Task prompt — Every record that follows should be printed verbatim.

Collected data entries
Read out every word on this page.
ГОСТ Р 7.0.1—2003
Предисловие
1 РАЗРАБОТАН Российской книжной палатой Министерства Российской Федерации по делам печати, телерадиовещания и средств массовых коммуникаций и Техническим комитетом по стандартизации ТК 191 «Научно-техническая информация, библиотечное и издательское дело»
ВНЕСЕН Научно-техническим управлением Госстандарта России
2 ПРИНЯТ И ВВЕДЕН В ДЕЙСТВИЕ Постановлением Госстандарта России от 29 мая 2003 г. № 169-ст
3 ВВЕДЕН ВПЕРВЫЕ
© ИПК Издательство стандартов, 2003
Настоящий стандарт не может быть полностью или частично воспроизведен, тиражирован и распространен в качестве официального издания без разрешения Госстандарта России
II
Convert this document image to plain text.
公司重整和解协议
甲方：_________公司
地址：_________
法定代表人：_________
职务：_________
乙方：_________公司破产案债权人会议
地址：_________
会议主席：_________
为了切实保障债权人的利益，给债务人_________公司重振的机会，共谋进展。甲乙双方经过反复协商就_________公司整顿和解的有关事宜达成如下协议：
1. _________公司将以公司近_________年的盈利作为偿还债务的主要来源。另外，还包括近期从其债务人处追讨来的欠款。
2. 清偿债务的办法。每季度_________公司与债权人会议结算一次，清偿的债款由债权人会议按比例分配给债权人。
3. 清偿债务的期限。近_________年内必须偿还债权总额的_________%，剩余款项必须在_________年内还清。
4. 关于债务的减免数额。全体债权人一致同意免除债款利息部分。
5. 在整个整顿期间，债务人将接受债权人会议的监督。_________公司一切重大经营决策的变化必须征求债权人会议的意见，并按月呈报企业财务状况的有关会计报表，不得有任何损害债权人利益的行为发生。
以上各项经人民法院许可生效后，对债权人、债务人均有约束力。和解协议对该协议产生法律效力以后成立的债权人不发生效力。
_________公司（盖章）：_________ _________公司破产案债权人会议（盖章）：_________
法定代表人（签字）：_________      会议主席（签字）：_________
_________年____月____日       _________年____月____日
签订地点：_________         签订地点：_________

Full solution —
Read out every word on this page.
ГОСТ Р 7.0.1—2003
Предисловие
1 РАЗРАБОТАН Российской книжной палатой Министерства Российской Федерации по делам печати, телерадиовещания и средств массовых коммуникаций и Техническим комитетом по стандартизации ТК 191 «Научно-техническая информация, библиотечное и издательское дело»
ВНЕСЕН Научно-техническим управлением Госстандарта России
2 ПРИНЯТ И ВВЕДЕН В ДЕЙСТВИЕ Постановлением Госстандарта России от 29 мая 2003 г. № 169-ст
3 ВВЕДЕН ВПЕРВЫЕ
© ИПК Издательство стандартов, 2003
Настоящий стандарт не может быть полностью или частично воспроизведен, тиражирован и распространен в качестве официального издания без разрешения Госстандарта России
II
Convert this document image to plain text.
公司重整和解协议
甲方：_________公司
地址：_________
法定代表人：_________
职务：_________
乙方：_________公司破产案债权人会议
地址：_________
会议主席：_________
为了切实保障债权人的利益，给债务人_________公司重振的机会，共谋进展。甲乙双方经过反复协商就_________公司整顿和解的有关事宜达成如下协议：
1. _________公司将以公司近_________年的盈利作为偿还债务的主要来源。另外，还包括近期从其债务人处追讨来的欠款。
2. 清偿债务的办法。每季度_________公司与债权人会议结算一次，清偿的债款由债权人会议按比例分配给债权人。
3. 清偿债务的期限。近_________年内必须偿还债权总额的_________%，剩余款项必须在_________年内还清。
4. 关于债务的减免数额。全体债权人一致同意免除债款利息部分。
5. 在整个整顿期间，债务人将接受债权人会议的监督。_________公司一切重大经营决策的变化必须征求债权人会议的意见，并按月呈报企业财务状况的有关会计报表，不得有任何损害债权人利益的行为发生。
以上各项经人民法院许可生效后，对债权人、债务人均有约束力。和解协议对该协议产生法律效力以后成立的债权人不发生效力。
_________公司（盖章）：_________ _________公司破产案债权人会议（盖章）：_________
法定代表人（签字）：_________      会议主席（签字）：_________
_________年____月____日       _________年____月____日
签订地点：_________         签订地点：_________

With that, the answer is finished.